Requirement
Copy every line of the records below that holds the word "mars".

(Extracted data entries)
----------
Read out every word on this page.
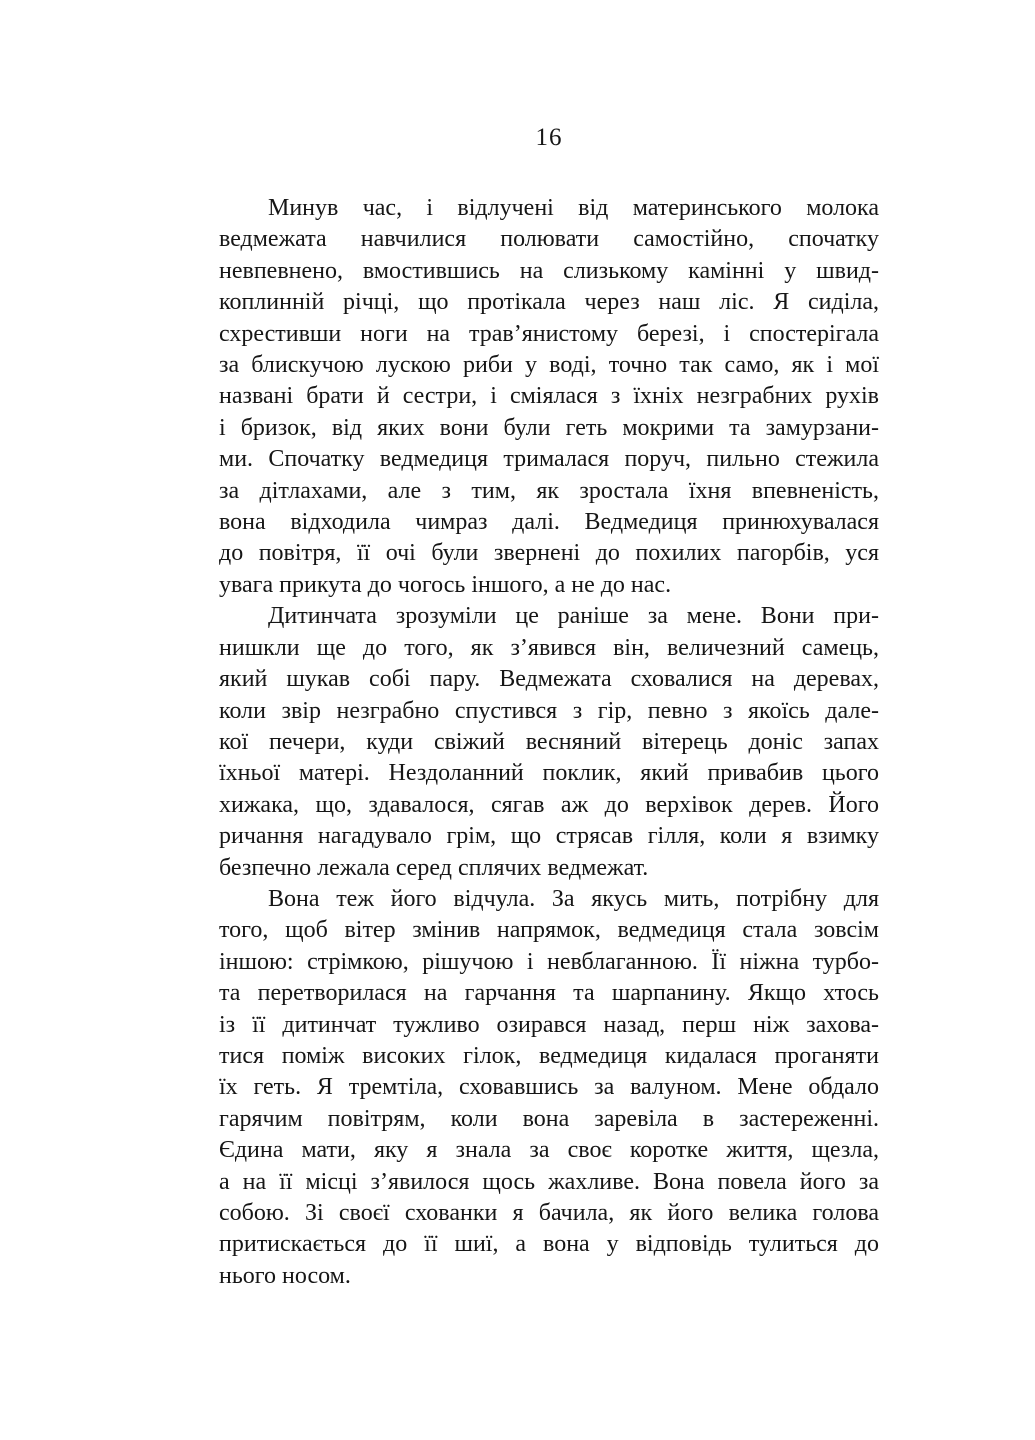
16
Минув час, і відлучені від материнського молока
ведмежата навчилися полювати самостійно, спочатку
невпевнено, вмостившись на слизькому камінні у швид-
коплинній річці, що протікала через наш ліс. Я сиділа,
схрестивши ноги на трав’янистому березі, і спостерігала
за блискучою лускою риби у воді, точно так само, як і мої
названі брати й сестри, і сміялася з їхніх незграбних рухів
і бризок, від яких вони були геть мокрими та замурзани-
ми. Спочатку ведмедиця трималася поруч, пильно стежила
за дітлахами, але з тим, як зростала їхня впевненість,
вона відходила чимраз далі. Ведмедиця принюхувалася
до повітря, її очі були звернені до похилих пагорбів, уся
увага прикута до чогось іншого, а не до нас.
Дитинчата зрозуміли це раніше за мене. Вони при-
нишкли ще до того, як з’явився він, величезний самець,
який шукав собі пару. Ведмежата сховалися на деревах,
коли звір незграбно спустився з гір, певно з якоїсь дале-
кої печери, куди свіжий весняний вітерець доніс запах
їхньої матері. Нездоланний поклик, який привабив цього
хижака, що, здавалося, сягав аж до верхівок дерев. Його
ричання нагадувало грім, що стрясав гілля, коли я взимку
безпечно лежала серед сплячих ведмежат.
Вона теж його відчула. За якусь мить, потрібну для
того, щоб вітер змінив напрямок, ведмедиця стала зовсім
іншою: стрімкою, рішучою і невблаганною. Її ніжна турбо-
та перетворилася на гарчання та шарпанину. Якщо хтось
із її дитинчат тужливо озирався назад, перш ніж захова-
тися поміж високих гілок, ведмедиця кидалася проганяти
їх геть. Я тремтіла, сховавшись за валуном. Мене обдало
гарячим повітрям, коли вона заревіла в застереженні.
Єдина мати, яку я знала за своє коротке життя, щезла,
а на її місці з’явилося щось жахливе. Вона повела його за
собою. Зі своєї схованки я бачила, як його велика голова
притискається до її шиї, а вона у відповідь тулиться до
нього носом.
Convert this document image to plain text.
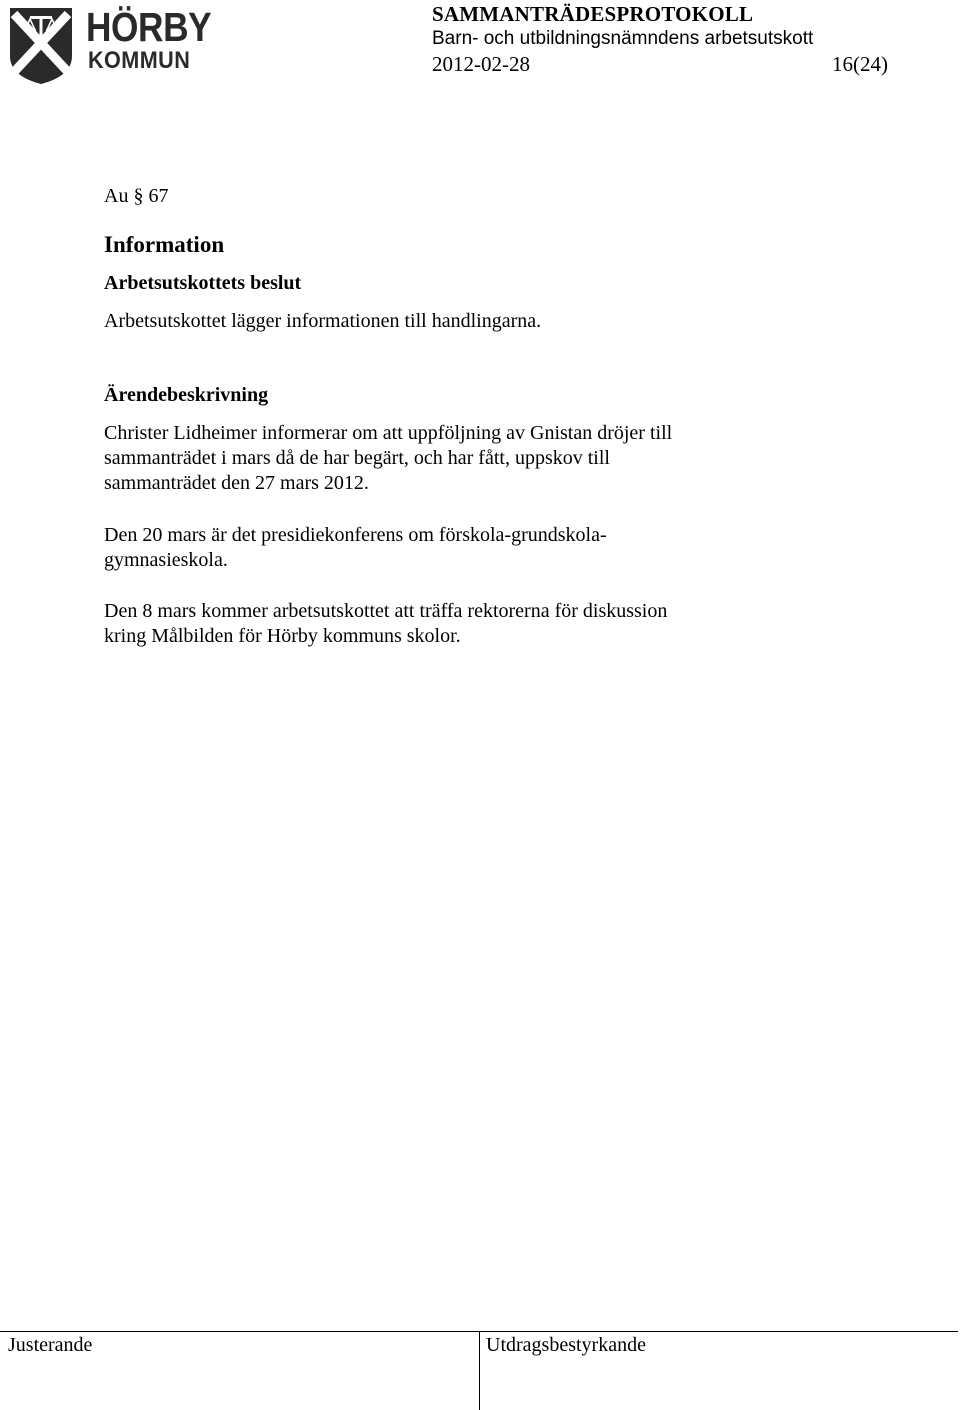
HÖRBY
KOMMUN
SAMMANTRÄDESPROTOKOLL
Barn- och utbildningsnämndens arbetsutskott
2012-02-28	16(24)

Au § 67

Information
Arbetsutskottets beslut

Arbetsutskottet lägger informationen till handlingarna.

Ärendebeskrivning

Christer Lidheimer informerar om att uppföljning av Gnistan dröjer till
sammanträdet i mars då de har begärt, och har fått, uppskov till
sammanträdet den 27 mars 2012.

Den 20 mars är det presidiekonferens om förskola-grundskola-
gymnasieskola.

Den 8 mars kommer arbetsutskottet att träffa rektorerna för diskussion
kring Målbilden för Hörby kommuns skolor.

Justerande	Utdragsbestyrkande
----------
Output
sammanträdet i mars då de har begärt, och har fått, uppskov till
sammanträdet den 27 mars 2012.
Den 20 mars är det presidiekonferens om förskola-grundskola-
Den 8 mars kommer arbetsutskottet att träffa rektorerna för diskussion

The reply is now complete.